Written task -> Only a number is wanted. Count the lines holding the string "Treatments".

────────

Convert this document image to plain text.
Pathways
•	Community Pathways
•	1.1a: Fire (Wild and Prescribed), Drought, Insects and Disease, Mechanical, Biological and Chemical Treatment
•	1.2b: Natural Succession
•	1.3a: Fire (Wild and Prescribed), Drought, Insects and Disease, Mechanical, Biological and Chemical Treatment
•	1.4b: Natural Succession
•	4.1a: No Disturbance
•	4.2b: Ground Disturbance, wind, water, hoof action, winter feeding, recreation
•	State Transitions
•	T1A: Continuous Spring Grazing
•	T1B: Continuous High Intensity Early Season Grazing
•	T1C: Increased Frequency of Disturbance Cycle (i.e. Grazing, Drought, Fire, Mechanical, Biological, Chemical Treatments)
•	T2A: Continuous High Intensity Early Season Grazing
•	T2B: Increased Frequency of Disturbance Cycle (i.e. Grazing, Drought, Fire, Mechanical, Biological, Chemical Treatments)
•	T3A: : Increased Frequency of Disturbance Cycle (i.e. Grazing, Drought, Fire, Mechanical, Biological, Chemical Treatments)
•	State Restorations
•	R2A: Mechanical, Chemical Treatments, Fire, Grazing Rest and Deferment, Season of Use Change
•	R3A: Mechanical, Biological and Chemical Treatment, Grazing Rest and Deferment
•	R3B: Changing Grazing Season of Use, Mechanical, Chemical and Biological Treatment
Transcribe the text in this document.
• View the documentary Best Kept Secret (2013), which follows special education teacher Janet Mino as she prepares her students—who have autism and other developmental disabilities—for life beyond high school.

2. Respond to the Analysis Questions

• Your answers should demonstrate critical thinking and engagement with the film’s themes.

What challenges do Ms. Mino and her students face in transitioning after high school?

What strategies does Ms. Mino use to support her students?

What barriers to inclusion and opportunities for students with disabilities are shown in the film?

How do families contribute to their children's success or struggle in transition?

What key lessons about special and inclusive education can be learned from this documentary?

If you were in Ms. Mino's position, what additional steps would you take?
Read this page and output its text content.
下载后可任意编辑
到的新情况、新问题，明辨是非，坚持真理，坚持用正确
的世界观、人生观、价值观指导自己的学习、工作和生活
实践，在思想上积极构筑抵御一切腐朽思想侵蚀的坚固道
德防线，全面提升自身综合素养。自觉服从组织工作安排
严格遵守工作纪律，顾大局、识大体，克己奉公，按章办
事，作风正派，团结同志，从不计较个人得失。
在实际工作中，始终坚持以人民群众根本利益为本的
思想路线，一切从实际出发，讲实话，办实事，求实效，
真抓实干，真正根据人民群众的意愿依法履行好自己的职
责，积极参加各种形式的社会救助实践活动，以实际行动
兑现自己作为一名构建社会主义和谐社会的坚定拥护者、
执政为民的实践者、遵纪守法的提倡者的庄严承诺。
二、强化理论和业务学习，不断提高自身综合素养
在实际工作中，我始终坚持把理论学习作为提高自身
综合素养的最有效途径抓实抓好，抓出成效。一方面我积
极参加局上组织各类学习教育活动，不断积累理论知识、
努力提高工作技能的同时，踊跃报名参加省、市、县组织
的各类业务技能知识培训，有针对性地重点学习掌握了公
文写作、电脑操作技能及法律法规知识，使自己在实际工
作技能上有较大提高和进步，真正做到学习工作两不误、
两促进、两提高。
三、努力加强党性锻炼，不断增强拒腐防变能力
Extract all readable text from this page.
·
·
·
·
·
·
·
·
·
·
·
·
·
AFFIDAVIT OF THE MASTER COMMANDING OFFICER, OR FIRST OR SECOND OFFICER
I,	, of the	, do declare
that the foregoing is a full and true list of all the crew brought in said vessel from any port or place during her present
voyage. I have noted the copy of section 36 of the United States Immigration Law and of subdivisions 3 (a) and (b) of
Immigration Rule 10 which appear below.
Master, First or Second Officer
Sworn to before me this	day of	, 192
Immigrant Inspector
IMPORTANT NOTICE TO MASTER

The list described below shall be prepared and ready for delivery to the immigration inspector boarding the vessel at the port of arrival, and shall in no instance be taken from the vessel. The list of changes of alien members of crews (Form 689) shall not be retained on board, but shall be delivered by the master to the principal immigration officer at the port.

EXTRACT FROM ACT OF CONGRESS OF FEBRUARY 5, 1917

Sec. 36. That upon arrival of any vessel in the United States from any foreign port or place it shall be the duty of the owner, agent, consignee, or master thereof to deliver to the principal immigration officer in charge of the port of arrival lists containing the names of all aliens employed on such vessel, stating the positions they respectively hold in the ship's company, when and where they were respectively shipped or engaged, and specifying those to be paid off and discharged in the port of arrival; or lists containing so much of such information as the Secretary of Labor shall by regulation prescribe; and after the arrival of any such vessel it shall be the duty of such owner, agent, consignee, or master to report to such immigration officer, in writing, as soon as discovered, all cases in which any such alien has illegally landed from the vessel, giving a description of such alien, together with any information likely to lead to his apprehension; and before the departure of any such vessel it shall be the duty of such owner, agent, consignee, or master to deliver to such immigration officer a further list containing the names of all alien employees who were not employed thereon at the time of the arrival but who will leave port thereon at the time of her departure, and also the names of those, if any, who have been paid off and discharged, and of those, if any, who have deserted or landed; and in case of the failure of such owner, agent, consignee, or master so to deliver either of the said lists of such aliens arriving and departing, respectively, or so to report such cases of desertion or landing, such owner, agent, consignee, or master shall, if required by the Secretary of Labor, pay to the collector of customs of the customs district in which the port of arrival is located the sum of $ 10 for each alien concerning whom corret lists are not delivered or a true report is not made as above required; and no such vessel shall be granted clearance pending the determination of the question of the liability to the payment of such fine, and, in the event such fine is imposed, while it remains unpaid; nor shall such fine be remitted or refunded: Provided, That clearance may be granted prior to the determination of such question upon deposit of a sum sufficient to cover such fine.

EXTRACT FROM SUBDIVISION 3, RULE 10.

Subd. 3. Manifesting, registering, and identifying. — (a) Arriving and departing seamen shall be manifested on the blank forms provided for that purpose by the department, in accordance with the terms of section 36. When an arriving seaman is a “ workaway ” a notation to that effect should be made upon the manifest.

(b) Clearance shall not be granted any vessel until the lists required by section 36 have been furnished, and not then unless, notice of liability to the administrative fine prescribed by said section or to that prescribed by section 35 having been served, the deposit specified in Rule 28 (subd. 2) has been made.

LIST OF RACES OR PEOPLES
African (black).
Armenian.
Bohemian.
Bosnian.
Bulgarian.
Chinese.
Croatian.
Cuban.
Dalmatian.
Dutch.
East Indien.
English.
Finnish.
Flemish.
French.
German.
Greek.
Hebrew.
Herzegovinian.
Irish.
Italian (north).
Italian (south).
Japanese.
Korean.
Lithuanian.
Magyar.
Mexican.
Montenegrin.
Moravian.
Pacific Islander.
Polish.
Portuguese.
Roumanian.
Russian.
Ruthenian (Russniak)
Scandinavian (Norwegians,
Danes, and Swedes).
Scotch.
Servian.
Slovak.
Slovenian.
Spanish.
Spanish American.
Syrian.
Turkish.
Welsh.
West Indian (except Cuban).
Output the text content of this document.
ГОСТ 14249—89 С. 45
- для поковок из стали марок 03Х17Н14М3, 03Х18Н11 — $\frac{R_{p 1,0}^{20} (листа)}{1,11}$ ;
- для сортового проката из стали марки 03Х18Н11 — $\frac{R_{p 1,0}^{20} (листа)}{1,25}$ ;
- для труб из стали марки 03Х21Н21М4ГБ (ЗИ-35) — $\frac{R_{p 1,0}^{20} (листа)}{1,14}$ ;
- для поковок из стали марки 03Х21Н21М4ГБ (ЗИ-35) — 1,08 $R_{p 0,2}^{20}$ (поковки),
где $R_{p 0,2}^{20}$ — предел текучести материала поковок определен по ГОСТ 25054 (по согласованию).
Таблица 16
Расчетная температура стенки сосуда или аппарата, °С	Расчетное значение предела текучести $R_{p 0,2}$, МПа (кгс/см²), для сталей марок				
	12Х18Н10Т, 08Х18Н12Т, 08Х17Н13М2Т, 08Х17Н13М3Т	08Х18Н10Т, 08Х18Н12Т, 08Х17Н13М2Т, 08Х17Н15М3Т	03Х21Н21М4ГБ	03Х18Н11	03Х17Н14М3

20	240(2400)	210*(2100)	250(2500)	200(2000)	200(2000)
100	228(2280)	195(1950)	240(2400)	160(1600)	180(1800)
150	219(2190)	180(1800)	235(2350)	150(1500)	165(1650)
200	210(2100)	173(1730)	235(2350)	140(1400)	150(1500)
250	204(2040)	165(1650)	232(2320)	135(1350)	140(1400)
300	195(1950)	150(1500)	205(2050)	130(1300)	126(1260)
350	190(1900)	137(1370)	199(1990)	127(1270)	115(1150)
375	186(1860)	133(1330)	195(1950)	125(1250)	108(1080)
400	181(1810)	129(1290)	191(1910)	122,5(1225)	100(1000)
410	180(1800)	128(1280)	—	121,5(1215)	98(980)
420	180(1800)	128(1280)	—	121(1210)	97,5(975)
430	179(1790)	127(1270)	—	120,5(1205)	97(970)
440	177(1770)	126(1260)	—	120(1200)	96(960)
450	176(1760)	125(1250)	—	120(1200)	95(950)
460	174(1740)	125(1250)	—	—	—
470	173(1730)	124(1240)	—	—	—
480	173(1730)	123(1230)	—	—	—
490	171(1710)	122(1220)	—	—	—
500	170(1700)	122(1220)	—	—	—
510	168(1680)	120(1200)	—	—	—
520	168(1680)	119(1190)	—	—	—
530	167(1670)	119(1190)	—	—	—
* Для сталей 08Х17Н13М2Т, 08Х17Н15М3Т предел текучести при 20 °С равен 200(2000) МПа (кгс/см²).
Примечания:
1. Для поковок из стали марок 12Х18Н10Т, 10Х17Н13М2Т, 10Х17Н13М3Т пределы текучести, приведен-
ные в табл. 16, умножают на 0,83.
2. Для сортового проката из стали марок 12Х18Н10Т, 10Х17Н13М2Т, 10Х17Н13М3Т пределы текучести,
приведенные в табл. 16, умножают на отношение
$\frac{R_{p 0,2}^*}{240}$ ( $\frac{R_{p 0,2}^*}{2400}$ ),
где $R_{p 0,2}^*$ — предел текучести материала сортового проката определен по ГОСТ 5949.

────────

Correct response -> 4